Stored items
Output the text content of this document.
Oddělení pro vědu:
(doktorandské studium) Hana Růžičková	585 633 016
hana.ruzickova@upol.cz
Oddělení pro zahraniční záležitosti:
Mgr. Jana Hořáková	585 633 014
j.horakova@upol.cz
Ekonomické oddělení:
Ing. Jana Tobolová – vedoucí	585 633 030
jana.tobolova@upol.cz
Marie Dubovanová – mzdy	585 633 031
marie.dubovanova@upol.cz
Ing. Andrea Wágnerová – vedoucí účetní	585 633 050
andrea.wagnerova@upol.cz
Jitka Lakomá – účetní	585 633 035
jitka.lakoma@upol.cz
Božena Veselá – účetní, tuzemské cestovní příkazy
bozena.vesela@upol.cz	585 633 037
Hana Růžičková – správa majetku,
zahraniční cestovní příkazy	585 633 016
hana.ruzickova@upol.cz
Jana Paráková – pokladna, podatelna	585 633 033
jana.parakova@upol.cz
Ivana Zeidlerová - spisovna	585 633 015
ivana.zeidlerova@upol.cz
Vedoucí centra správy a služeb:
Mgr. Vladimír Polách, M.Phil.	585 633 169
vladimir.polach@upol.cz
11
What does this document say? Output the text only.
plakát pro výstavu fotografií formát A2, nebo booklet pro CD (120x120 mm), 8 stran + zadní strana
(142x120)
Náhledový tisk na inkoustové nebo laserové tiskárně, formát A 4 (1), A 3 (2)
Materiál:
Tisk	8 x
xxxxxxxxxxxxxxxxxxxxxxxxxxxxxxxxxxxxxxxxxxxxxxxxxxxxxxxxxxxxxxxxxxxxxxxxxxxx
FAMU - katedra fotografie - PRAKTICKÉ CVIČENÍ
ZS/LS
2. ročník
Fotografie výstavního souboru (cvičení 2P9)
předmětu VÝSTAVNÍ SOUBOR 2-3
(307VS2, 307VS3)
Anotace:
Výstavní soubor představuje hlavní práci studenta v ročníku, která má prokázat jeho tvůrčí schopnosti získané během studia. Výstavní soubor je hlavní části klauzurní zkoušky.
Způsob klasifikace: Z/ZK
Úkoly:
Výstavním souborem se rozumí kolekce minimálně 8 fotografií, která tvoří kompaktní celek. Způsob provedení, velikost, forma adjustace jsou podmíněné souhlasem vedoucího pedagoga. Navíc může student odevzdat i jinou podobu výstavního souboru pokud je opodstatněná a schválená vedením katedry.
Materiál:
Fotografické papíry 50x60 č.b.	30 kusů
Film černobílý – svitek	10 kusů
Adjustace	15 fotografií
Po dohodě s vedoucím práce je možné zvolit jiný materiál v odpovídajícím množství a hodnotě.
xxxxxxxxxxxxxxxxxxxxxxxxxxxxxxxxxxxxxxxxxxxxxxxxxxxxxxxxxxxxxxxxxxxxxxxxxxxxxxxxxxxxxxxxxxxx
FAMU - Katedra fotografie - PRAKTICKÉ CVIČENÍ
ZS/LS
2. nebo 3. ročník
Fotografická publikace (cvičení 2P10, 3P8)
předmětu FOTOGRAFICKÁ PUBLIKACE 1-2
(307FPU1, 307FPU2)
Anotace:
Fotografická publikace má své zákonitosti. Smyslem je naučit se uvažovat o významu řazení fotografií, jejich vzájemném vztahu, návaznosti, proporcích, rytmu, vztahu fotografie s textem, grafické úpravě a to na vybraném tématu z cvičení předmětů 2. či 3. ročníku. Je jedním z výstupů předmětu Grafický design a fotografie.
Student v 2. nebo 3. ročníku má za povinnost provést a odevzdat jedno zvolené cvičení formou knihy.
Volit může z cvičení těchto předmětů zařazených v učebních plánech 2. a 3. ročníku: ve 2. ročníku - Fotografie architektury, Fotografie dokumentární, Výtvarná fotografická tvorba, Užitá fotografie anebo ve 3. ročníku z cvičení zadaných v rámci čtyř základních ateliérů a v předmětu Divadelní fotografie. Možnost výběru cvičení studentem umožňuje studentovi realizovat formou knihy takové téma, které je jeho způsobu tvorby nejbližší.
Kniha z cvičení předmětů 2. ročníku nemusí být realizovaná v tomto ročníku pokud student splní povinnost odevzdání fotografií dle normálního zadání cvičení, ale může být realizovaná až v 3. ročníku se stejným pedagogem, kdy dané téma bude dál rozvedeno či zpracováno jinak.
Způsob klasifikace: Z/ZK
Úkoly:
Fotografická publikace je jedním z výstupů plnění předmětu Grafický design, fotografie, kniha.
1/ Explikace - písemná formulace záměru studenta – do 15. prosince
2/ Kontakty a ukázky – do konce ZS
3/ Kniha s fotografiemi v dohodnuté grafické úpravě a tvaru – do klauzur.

§ **WHAT THE EXERCISE ASKS**
Extract every record. Keep wording exact.

§ **OUTPUT FOR THIS EXERCISE**
Output the text content of this document.
Oddělení pro vědu:
(doktorandské studium) Hana Růžičková	585 633 016
hana.ruzickova@upol.cz
Oddělení pro zahraniční záležitosti:
Mgr. Jana Hořáková	585 633 014
j.horakova@upol.cz
Ekonomické oddělení:
Ing. Jana Tobolová – vedoucí	585 633 030
jana.tobolova@upol.cz
Marie Dubovanová – mzdy	585 633 031
marie.dubovanova@upol.cz
Ing. Andrea Wágnerová – vedoucí účetní	585 633 050
andrea.wagnerova@upol.cz
Jitka Lakomá – účetní	585 633 035
jitka.lakoma@upol.cz
Božena Veselá – účetní, tuzemské cestovní příkazy
bozena.vesela@upol.cz	585 633 037
Hana Růžičková – správa majetku,
zahraniční cestovní příkazy	585 633 016
hana.ruzickova@upol.cz
Jana Paráková – pokladna, podatelna	585 633 033
jana.parakova@upol.cz
Ivana Zeidlerová - spisovna	585 633 015
ivana.zeidlerova@upol.cz
Vedoucí centra správy a služeb:
Mgr. Vladimír Polách, M.Phil.	585 633 169
vladimir.polach@upol.cz
11
What does this document say? Output the text only.
plakát pro výstavu fotografií formát A2, nebo booklet pro CD (120x120 mm), 8 stran + zadní strana
(142x120)
Náhledový tisk na inkoustové nebo laserové tiskárně, formát A 4 (1), A 3 (2)
Materiál:
Tisk	8 x
xxxxxxxxxxxxxxxxxxxxxxxxxxxxxxxxxxxxxxxxxxxxxxxxxxxxxxxxxxxxxxxxxxxxxxxxxxxx
FAMU - katedra fotografie - PRAKTICKÉ CVIČENÍ
ZS/LS
2. ročník
Fotografie výstavního souboru (cvičení 2P9)
předmětu VÝSTAVNÍ SOUBOR 2-3
(307VS2, 307VS3)
Anotace:
Výstavní soubor představuje hlavní práci studenta v ročníku, která má prokázat jeho tvůrčí schopnosti získané během studia. Výstavní soubor je hlavní části klauzurní zkoušky.
Způsob klasifikace: Z/ZK
Úkoly:
Výstavním souborem se rozumí kolekce minimálně 8 fotografií, která tvoří kompaktní celek. Způsob provedení, velikost, forma adjustace jsou podmíněné souhlasem vedoucího pedagoga. Navíc může student odevzdat i jinou podobu výstavního souboru pokud je opodstatněná a schválená vedením katedry.
Materiál:
Fotografické papíry 50x60 č.b.	30 kusů
Film černobílý – svitek	10 kusů
Adjustace	15 fotografií
Po dohodě s vedoucím práce je možné zvolit jiný materiál v odpovídajícím množství a hodnotě.
xxxxxxxxxxxxxxxxxxxxxxxxxxxxxxxxxxxxxxxxxxxxxxxxxxxxxxxxxxxxxxxxxxxxxxxxxxxxxxxxxxxxxxxxxxxx
FAMU - Katedra fotografie - PRAKTICKÉ CVIČENÍ
ZS/LS
2. nebo 3. ročník
Fotografická publikace (cvičení 2P10, 3P8)
předmětu FOTOGRAFICKÁ PUBLIKACE 1-2
(307FPU1, 307FPU2)
Anotace:
Fotografická publikace má své zákonitosti. Smyslem je naučit se uvažovat o významu řazení fotografií, jejich vzájemném vztahu, návaznosti, proporcích, rytmu, vztahu fotografie s textem, grafické úpravě a to na vybraném tématu z cvičení předmětů 2. či 3. ročníku. Je jedním z výstupů předmětu Grafický design a fotografie.
Student v 2. nebo 3. ročníku má za povinnost provést a odevzdat jedno zvolené cvičení formou knihy.
Volit může z cvičení těchto předmětů zařazených v učebních plánech 2. a 3. ročníku: ve 2. ročníku - Fotografie architektury, Fotografie dokumentární, Výtvarná fotografická tvorba, Užitá fotografie anebo ve 3. ročníku z cvičení zadaných v rámci čtyř základních ateliérů a v předmětu Divadelní fotografie. Možnost výběru cvičení studentem umožňuje studentovi realizovat formou knihy takové téma, které je jeho způsobu tvorby nejbližší.
Kniha z cvičení předmětů 2. ročníku nemusí být realizovaná v tomto ročníku pokud student splní povinnost odevzdání fotografií dle normálního zadání cvičení, ale může být realizovaná až v 3. ročníku se stejným pedagogem, kdy dané téma bude dál rozvedeno či zpracováno jinak.
Způsob klasifikace: Z/ZK
Úkoly:
Fotografická publikace je jedním z výstupů plnění předmětu Grafický design, fotografie, kniha.
1/ Explikace - písemná formulace záměru studenta – do 15. prosince
2/ Kontakty a ukázky – do konce ZS
3/ Kniha s fotografiemi v dohodnuté grafické úpravě a tvaru – do klauzur.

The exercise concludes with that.